### [YOUR OBJECTIVE]
Each line containing the word "right" should be found and copied.

### [RECORDED INFORMATION]
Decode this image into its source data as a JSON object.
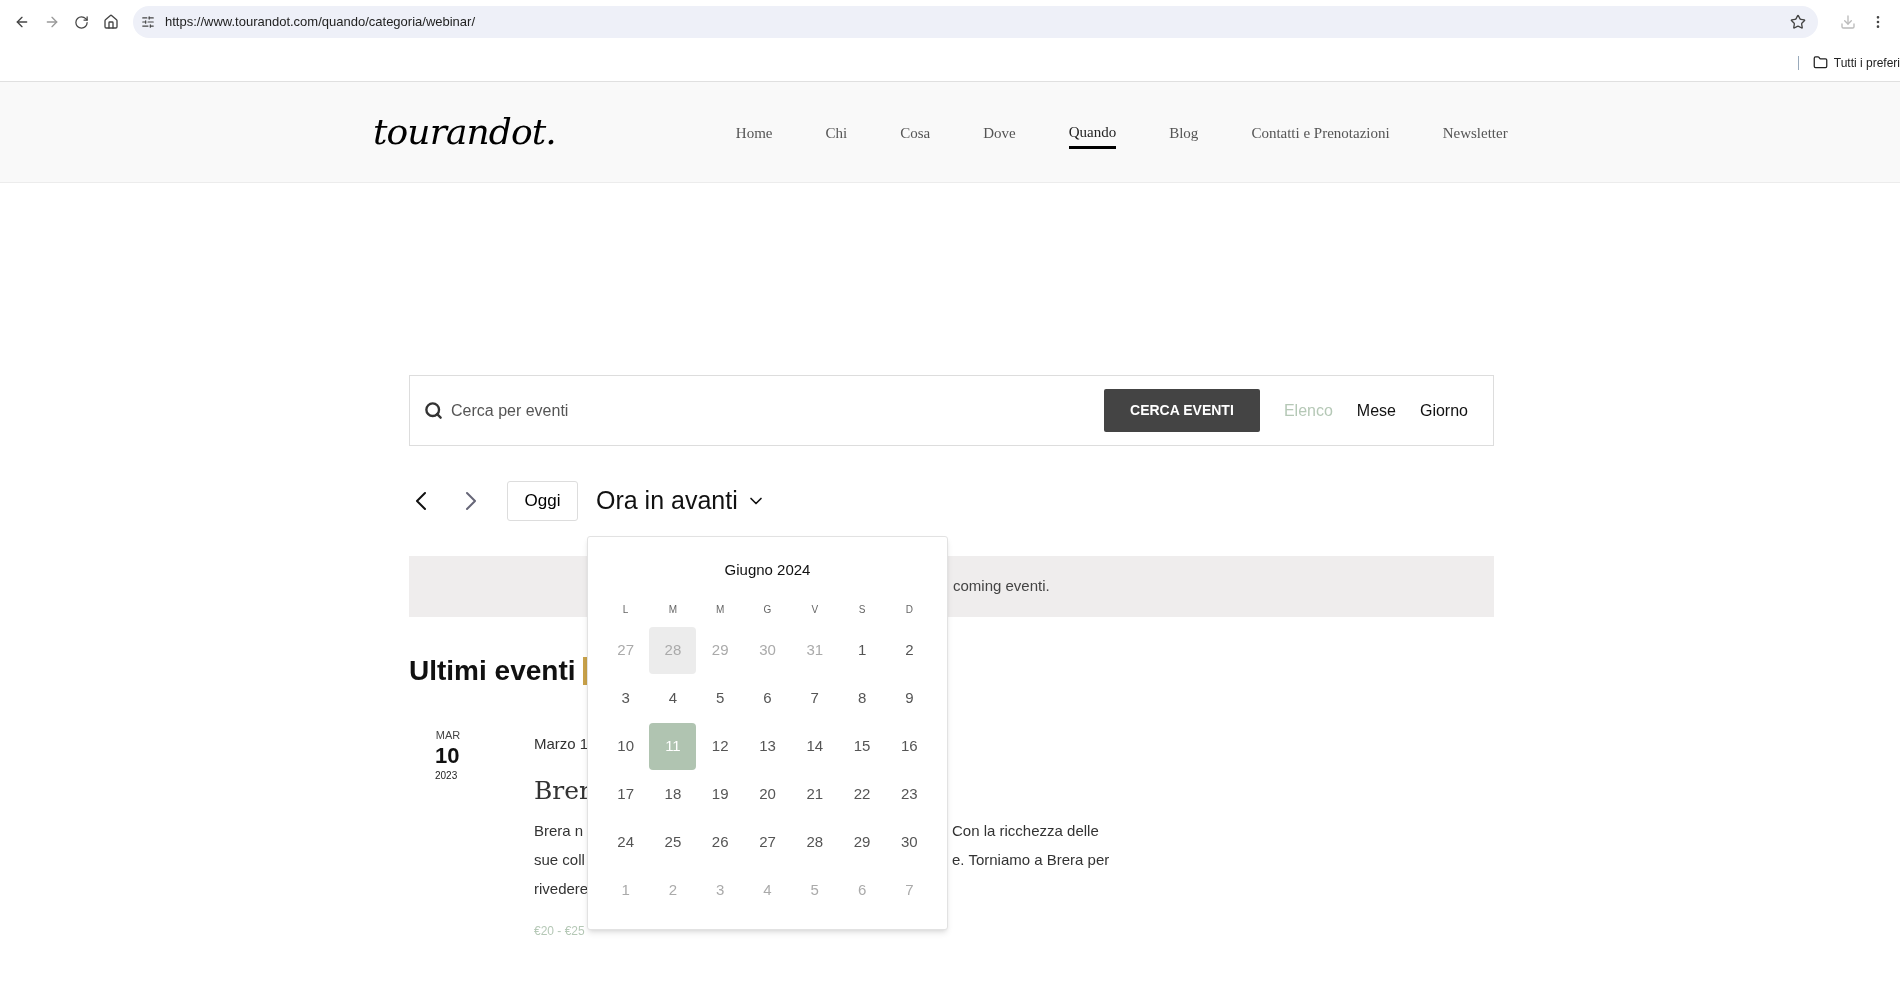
{
  "browser": {
    "url": "https://www.tourandot.com/quando/categoria/webinar/",
    "bookmarks_folder": "Tutti i preferi"
  },
  "header": {
    "logo": "tourandot.",
    "nav": [
      {
        "label": "Home",
        "selected": false
      },
      {
        "label": "Chi",
        "selected": false
      },
      {
        "label": "Cosa",
        "selected": false
      },
      {
        "label": "Dove",
        "selected": false
      },
      {
        "label": "Quando",
        "selected": true
      },
      {
        "label": "Blog",
        "selected": false
      },
      {
        "label": "Contatti e Prenotazioni",
        "selected": false
      },
      {
        "label": "Newsletter",
        "selected": false
      }
    ]
  },
  "search": {
    "placeholder": "Cerca per eventi",
    "button": "CERCA EVENTI",
    "views": [
      {
        "label": "Elenco",
        "selected": true
      },
      {
        "label": "Mese",
        "selected": false
      },
      {
        "label": "Giorno",
        "selected": false
      }
    ]
  },
  "toolbar": {
    "today": "Oggi",
    "range": "Ora in avanti"
  },
  "notice": "coming eventi.",
  "calendar": {
    "title": "Giugno 2024",
    "weekdays": [
      "L",
      "M",
      "M",
      "G",
      "V",
      "S",
      "D"
    ],
    "weeks": [
      [
        {
          "label": "27",
          "muted": true,
          "hovered": false,
          "selected": false
        },
        {
          "label": "28",
          "muted": true,
          "hovered": true,
          "selected": false
        },
        {
          "label": "29",
          "muted": true,
          "hovered": false,
          "selected": false
        },
        {
          "label": "30",
          "muted": true,
          "hovered": false,
          "selected": false
        },
        {
          "label": "31",
          "muted": true,
          "hovered": false,
          "selected": false
        },
        {
          "label": "1",
          "muted": false,
          "hovered": false,
          "selected": false
        },
        {
          "label": "2",
          "muted": false,
          "hovered": false,
          "selected": false
        }
      ],
      [
        {
          "label": "3",
          "muted": false,
          "hovered": false,
          "selected": false
        },
        {
          "label": "4",
          "muted": false,
          "hovered": false,
          "selected": false
        },
        {
          "label": "5",
          "muted": false,
          "hovered": false,
          "selected": false
        },
        {
          "label": "6",
          "muted": false,
          "hovered": false,
          "selected": false
        },
        {
          "label": "7",
          "muted": false,
          "hovered": false,
          "selected": false
        },
        {
          "label": "8",
          "muted": false,
          "hovered": false,
          "selected": false
        },
        {
          "label": "9",
          "muted": false,
          "hovered": false,
          "selected": false
        }
      ],
      [
        {
          "label": "10",
          "muted": false,
          "hovered": false,
          "selected": false
        },
        {
          "label": "11",
          "muted": false,
          "hovered": false,
          "selected": true
        },
        {
          "label": "12",
          "muted": false,
          "hovered": false,
          "selected": false
        },
        {
          "label": "13",
          "muted": false,
          "hovered": false,
          "selected": false
        },
        {
          "label": "14",
          "muted": false,
          "hovered": false,
          "selected": false
        },
        {
          "label": "15",
          "muted": false,
          "hovered": false,
          "selected": false
        },
        {
          "label": "16",
          "muted": false,
          "hovered": false,
          "selected": false
        }
      ],
      [
        {
          "label": "17",
          "muted": false,
          "hovered": false,
          "selected": false
        },
        {
          "label": "18",
          "muted": false,
          "hovered": false,
          "selected": false
        },
        {
          "label": "19",
          "muted": false,
          "hovered": false,
          "selected": false
        },
        {
          "label": "20",
          "muted": false,
          "hovered": false,
          "selected": false
        },
        {
          "label": "21",
          "muted": false,
          "hovered": false,
          "selected": false
        },
        {
          "label": "22",
          "muted": false,
          "hovered": false,
          "selected": false
        },
        {
          "label": "23",
          "muted": false,
          "hovered": false,
          "selected": false
        }
      ],
      [
        {
          "label": "24",
          "muted": false,
          "hovered": false,
          "selected": false
        },
        {
          "label": "25",
          "muted": false,
          "hovered": false,
          "selected": false
        },
        {
          "label": "26",
          "muted": false,
          "hovered": false,
          "selected": false
        },
        {
          "label": "27",
          "muted": false,
          "hovered": false,
          "selected": false
        },
        {
          "label": "28",
          "muted": false,
          "hovered": false,
          "selected": false
        },
        {
          "label": "29",
          "muted": false,
          "hovered": false,
          "selected": false
        },
        {
          "label": "30",
          "muted": false,
          "hovered": false,
          "selected": false
        }
      ],
      [
        {
          "label": "1",
          "muted": true,
          "hovered": false,
          "selected": false
        },
        {
          "label": "2",
          "muted": true,
          "hovered": false,
          "selected": false
        },
        {
          "label": "3",
          "muted": true,
          "hovered": false,
          "selected": false
        },
        {
          "label": "4",
          "muted": true,
          "hovered": false,
          "selected": false
        },
        {
          "label": "5",
          "muted": true,
          "hovered": false,
          "selected": false
        },
        {
          "label": "6",
          "muted": true,
          "hovered": false,
          "selected": false
        },
        {
          "label": "7",
          "muted": true,
          "hovered": false,
          "selected": false
        }
      ]
    ]
  },
  "section_title": "Ultimi eventi",
  "event": {
    "month": "MAR",
    "day": "10",
    "year": "2023",
    "date": "Marzo 1",
    "title": "Brer",
    "lines": [
      {
        "left": "Brera n",
        "right": "Con la ricchezza delle"
      },
      {
        "left": "sue coll",
        "right": "e. Torniamo a Brera per"
      },
      {
        "left": "rivedere"
      }
    ],
    "price": "€20 - €25"
  }
}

### [SOLUTION]
        "right": "Con la ricchezza delle"
        "right": "e. Torniamo a Brera per"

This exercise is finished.